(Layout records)

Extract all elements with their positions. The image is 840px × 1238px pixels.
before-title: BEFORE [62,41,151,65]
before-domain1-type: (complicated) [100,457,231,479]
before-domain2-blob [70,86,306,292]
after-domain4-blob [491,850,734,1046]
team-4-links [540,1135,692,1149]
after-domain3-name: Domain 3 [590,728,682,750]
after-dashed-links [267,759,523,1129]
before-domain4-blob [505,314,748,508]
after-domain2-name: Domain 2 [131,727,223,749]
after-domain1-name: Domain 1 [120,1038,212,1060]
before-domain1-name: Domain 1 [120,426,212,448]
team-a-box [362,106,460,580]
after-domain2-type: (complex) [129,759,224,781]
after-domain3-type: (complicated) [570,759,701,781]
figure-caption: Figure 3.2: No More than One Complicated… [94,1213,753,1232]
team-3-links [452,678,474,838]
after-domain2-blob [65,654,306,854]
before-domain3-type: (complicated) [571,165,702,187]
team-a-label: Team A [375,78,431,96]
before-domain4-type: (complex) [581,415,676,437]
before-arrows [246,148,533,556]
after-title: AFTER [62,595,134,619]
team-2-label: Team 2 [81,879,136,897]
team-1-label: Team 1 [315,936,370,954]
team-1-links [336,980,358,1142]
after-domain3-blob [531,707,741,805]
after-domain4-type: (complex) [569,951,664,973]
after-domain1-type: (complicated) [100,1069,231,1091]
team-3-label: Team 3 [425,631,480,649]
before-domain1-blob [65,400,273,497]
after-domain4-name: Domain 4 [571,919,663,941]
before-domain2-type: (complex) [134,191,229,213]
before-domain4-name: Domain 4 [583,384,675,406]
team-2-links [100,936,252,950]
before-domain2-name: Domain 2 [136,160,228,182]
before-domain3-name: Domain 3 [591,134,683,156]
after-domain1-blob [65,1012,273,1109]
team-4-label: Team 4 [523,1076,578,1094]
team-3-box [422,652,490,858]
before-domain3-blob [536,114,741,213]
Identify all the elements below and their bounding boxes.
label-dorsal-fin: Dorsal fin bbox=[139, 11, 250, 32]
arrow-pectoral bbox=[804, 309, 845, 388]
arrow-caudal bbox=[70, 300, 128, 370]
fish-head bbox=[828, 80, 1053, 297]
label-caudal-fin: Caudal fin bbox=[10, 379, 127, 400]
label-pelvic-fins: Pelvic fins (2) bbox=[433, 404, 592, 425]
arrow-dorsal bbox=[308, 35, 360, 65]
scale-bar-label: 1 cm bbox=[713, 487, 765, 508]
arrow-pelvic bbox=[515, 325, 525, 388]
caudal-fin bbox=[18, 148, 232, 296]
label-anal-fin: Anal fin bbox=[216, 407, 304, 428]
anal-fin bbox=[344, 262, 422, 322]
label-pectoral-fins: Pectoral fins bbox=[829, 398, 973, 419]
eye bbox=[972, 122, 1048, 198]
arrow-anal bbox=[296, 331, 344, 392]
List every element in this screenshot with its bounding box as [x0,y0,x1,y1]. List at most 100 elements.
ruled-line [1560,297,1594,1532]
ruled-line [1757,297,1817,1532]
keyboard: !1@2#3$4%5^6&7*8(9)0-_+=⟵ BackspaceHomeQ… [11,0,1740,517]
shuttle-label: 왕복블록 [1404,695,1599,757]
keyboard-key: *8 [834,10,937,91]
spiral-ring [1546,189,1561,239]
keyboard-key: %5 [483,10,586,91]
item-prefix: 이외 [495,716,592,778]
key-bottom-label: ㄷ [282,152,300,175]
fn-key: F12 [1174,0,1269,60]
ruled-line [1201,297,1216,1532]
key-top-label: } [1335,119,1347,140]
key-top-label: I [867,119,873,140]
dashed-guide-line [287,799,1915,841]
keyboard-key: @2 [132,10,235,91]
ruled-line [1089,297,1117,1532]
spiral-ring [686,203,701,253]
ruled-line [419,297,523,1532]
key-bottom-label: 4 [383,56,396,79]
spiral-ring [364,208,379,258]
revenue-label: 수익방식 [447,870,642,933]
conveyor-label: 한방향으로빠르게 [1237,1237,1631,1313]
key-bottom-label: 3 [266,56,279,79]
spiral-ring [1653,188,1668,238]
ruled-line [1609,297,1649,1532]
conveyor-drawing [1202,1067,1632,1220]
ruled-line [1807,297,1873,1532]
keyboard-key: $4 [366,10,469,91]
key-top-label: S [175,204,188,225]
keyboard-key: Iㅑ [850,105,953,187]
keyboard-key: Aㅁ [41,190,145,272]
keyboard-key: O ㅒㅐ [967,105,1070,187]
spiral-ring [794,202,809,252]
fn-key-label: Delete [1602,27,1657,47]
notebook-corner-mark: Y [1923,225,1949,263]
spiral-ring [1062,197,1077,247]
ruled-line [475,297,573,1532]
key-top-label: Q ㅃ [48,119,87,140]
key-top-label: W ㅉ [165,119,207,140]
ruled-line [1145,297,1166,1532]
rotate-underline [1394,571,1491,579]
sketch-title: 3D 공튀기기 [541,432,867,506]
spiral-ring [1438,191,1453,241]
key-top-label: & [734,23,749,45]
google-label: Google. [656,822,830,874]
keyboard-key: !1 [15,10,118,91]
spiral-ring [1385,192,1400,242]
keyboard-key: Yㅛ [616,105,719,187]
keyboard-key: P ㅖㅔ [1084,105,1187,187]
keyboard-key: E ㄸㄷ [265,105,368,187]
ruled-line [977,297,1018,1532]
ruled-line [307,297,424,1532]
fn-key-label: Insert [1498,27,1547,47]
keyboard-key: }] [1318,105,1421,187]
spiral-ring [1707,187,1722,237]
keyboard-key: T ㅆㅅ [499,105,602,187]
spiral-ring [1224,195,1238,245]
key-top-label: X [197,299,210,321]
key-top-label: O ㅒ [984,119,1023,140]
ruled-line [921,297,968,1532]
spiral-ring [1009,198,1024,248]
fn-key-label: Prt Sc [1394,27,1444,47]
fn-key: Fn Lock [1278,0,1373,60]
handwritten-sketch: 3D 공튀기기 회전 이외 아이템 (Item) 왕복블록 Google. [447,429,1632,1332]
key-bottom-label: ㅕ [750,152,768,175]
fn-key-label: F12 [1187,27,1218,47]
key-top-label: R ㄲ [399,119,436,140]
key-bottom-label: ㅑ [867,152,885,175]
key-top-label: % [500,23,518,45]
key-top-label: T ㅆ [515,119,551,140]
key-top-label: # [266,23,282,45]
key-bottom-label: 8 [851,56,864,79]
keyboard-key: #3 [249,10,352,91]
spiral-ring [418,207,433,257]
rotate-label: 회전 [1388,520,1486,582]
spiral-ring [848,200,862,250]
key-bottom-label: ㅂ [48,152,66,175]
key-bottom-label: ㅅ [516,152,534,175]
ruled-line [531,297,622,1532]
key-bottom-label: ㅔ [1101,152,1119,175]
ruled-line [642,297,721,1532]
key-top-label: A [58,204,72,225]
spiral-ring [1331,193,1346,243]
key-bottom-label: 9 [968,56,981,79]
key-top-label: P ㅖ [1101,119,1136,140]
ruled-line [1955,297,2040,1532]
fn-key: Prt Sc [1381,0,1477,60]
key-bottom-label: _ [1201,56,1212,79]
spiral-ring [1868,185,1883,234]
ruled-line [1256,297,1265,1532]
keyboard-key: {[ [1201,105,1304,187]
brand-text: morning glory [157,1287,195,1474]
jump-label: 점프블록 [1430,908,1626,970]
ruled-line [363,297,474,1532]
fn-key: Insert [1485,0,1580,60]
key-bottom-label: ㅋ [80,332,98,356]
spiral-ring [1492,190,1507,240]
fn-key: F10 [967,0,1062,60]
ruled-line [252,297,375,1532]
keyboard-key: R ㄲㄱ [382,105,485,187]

## EXERCISE BRIEF
Quote every line of the entries above without changing anything.

## PROBLEM SOLUTION
Extract all elements with their positions. The image is 840px × 1238px pixels.
before-title: BEFORE [62,41,151,65]
before-domain1-type: (complicated) [100,457,231,479]
before-domain2-blob [70,86,306,292]
after-domain4-blob [491,850,734,1046]
team-4-links [540,1135,692,1149]
after-domain3-name: Domain 3 [590,728,682,750]
after-dashed-links [267,759,523,1129]
before-domain4-blob [505,314,748,508]
after-domain2-name: Domain 2 [131,727,223,749]
after-domain1-name: Domain 1 [120,1038,212,1060]
before-domain1-name: Domain 1 [120,426,212,448]
team-a-box [362,106,460,580]
after-domain2-type: (complex) [129,759,224,781]
after-domain3-type: (complicated) [570,759,701,781]
figure-caption: Figure 3.2: No More than One Complicated… [94,1213,753,1232]
team-3-links [452,678,474,838]
after-domain2-blob [65,654,306,854]
before-domain3-type: (complicated) [571,165,702,187]
team-a-label: Team A [375,78,431,96]
before-domain4-type: (complex) [581,415,676,437]
before-arrows [246,148,533,556]
after-title: AFTER [62,595,134,619]
team-2-label: Team 2 [81,879,136,897]
team-1-label: Team 1 [315,936,370,954]
team-1-links [336,980,358,1142]
after-domain3-blob [531,707,741,805]
after-domain4-type: (complex) [569,951,664,973]
after-domain1-type: (complicated) [100,1069,231,1091]
team-3-label: Team 3 [425,631,480,649]
before-domain1-blob [65,400,273,497]
after-domain4-name: Domain 4 [571,919,663,941]
before-domain2-type: (complex) [134,191,229,213]
before-domain4-name: Domain 4 [583,384,675,406]
team-2-links [100,936,252,950]
before-domain2-name: Domain 2 [136,160,228,182]
before-domain3-name: Domain 3 [591,134,683,156]
after-domain1-blob [65,1012,273,1109]
team-4-label: Team 4 [523,1076,578,1094]
team-3-box [422,652,490,858]
before-domain3-blob [536,114,741,213]
Identify all the elements below and their bounding boxes.
label-dorsal-fin: Dorsal fin bbox=[139, 11, 250, 32]
arrow-pectoral bbox=[804, 309, 845, 388]
arrow-caudal bbox=[70, 300, 128, 370]
fish-head bbox=[828, 80, 1053, 297]
label-caudal-fin: Caudal fin bbox=[10, 379, 127, 400]
label-pelvic-fins: Pelvic fins (2) bbox=[433, 404, 592, 425]
arrow-dorsal bbox=[308, 35, 360, 65]
scale-bar-label: 1 cm bbox=[713, 487, 765, 508]
arrow-pelvic bbox=[515, 325, 525, 388]
caudal-fin bbox=[18, 148, 232, 296]
label-anal-fin: Anal fin bbox=[216, 407, 304, 428]
anal-fin bbox=[344, 262, 422, 322]
label-pectoral-fins: Pectoral fins bbox=[829, 398, 973, 419]
eye bbox=[972, 122, 1048, 198]
arrow-anal bbox=[296, 331, 344, 392]
List every element in this screenshot with its bounding box as [x0,y0,x1,y1]. List at most 100 elements.
ruled-line [1560,297,1594,1532]
ruled-line [1757,297,1817,1532]
keyboard: !1@2#3$4%5^6&7*8(9)0-_+=⟵ BackspaceHomeQ… [11,0,1740,517]
shuttle-label: 왕복블록 [1404,695,1599,757]
keyboard-key: *8 [834,10,937,91]
spiral-ring [1546,189,1561,239]
keyboard-key: %5 [483,10,586,91]
item-prefix: 이외 [495,716,592,778]
key-bottom-label: ㄷ [282,152,300,175]
fn-key: F12 [1174,0,1269,60]
ruled-line [1201,297,1216,1532]
key-top-label: } [1335,119,1347,140]
key-top-label: I [867,119,873,140]
dashed-guide-line [287,799,1915,841]
keyboard-key: @2 [132,10,235,91]
ruled-line [1089,297,1117,1532]
spiral-ring [686,203,701,253]
ruled-line [419,297,523,1532]
key-bottom-label: 4 [383,56,396,79]
spiral-ring [364,208,379,258]
revenue-label: 수익방식 [447,870,642,933]
conveyor-label: 한방향으로빠르게 [1237,1237,1631,1313]
key-bottom-label: 3 [266,56,279,79]
spiral-ring [1653,188,1668,238]
ruled-line [1609,297,1649,1532]
conveyor-drawing [1202,1067,1632,1220]
ruled-line [1807,297,1873,1532]
keyboard-key: $4 [366,10,469,91]
key-top-label: S [175,204,188,225]
keyboard-key: Iㅑ [850,105,953,187]
keyboard-key: Aㅁ [41,190,145,272]
keyboard-key: O ㅒㅐ [967,105,1070,187]
spiral-ring [794,202,809,252]
fn-key-label: Delete [1602,27,1657,47]
notebook-corner-mark: Y [1923,225,1949,263]
spiral-ring [1062,197,1077,247]
ruled-line [475,297,573,1532]
key-top-label: Q ㅃ [48,119,87,140]
key-top-label: W ㅉ [165,119,207,140]
ruled-line [1145,297,1166,1532]
rotate-underline [1394,571,1491,579]
sketch-title: 3D 공튀기기 [541,432,867,506]
spiral-ring [1438,191,1453,241]
key-top-label: & [734,23,749,45]
google-label: Google. [656,822,830,874]
keyboard-key: !1 [15,10,118,91]
spiral-ring [1385,192,1400,242]
keyboard-key: Yㅛ [616,105,719,187]
keyboard-key: P ㅖㅔ [1084,105,1187,187]
keyboard-key: E ㄸㄷ [265,105,368,187]
ruled-line [977,297,1018,1532]
ruled-line [307,297,424,1532]
fn-key-label: Insert [1498,27,1547,47]
keyboard-key: }] [1318,105,1421,187]
spiral-ring [1707,187,1722,237]
keyboard-key: T ㅆㅅ [499,105,602,187]
spiral-ring [1224,195,1238,245]
key-top-label: X [197,299,210,321]
key-top-label: O ㅒ [984,119,1023,140]
ruled-line [921,297,968,1532]
spiral-ring [1009,198,1024,248]
fn-key-label: Prt Sc [1394,27,1444,47]
fn-key: Fn Lock [1278,0,1373,60]
handwritten-sketch: 3D 공튀기기 회전 이외 아이템 (Item) 왕복블록 Google. [447,429,1632,1332]
key-bottom-label: ㅕ [750,152,768,175]
fn-key-label: F12 [1187,27,1218,47]
key-top-label: R ㄲ [399,119,436,140]
key-bottom-label: ㅑ [867,152,885,175]
key-top-label: % [500,23,518,45]
key-top-label: T ㅆ [515,119,551,140]
key-top-label: # [266,23,282,45]
key-bottom-label: 8 [851,56,864,79]
keyboard-key: #3 [249,10,352,91]
spiral-ring [418,207,433,257]
rotate-label: 회전 [1388,520,1486,582]
spiral-ring [848,200,862,250]
key-bottom-label: ㅂ [48,152,66,175]
key-bottom-label: ㅅ [516,152,534,175]
ruled-line [531,297,622,1532]
key-bottom-label: ㅔ [1101,152,1119,175]
ruled-line [642,297,721,1532]
key-top-label: A [58,204,72,225]
spiral-ring [1331,193,1346,243]
key-bottom-label: 9 [968,56,981,79]
key-top-label: P ㅖ [1101,119,1136,140]
ruled-line [1955,297,2040,1532]
fn-key: Prt Sc [1381,0,1477,60]
key-bottom-label: _ [1201,56,1212,79]
spiral-ring [1868,185,1883,234]
ruled-line [1256,297,1265,1532]
keyboard-key: {[ [1201,105,1304,187]
brand-text: morning glory [157,1287,195,1474]
jump-label: 점프블록 [1430,908,1626,970]
ruled-line [363,297,474,1532]
fn-key: Insert [1485,0,1580,60]
key-bottom-label: ㅋ [80,332,98,356]
spiral-ring [1492,190,1507,240]
fn-key: F10 [967,0,1062,60]
ruled-line [252,297,375,1532]
keyboard-key: R ㄲㄱ [382,105,485,187]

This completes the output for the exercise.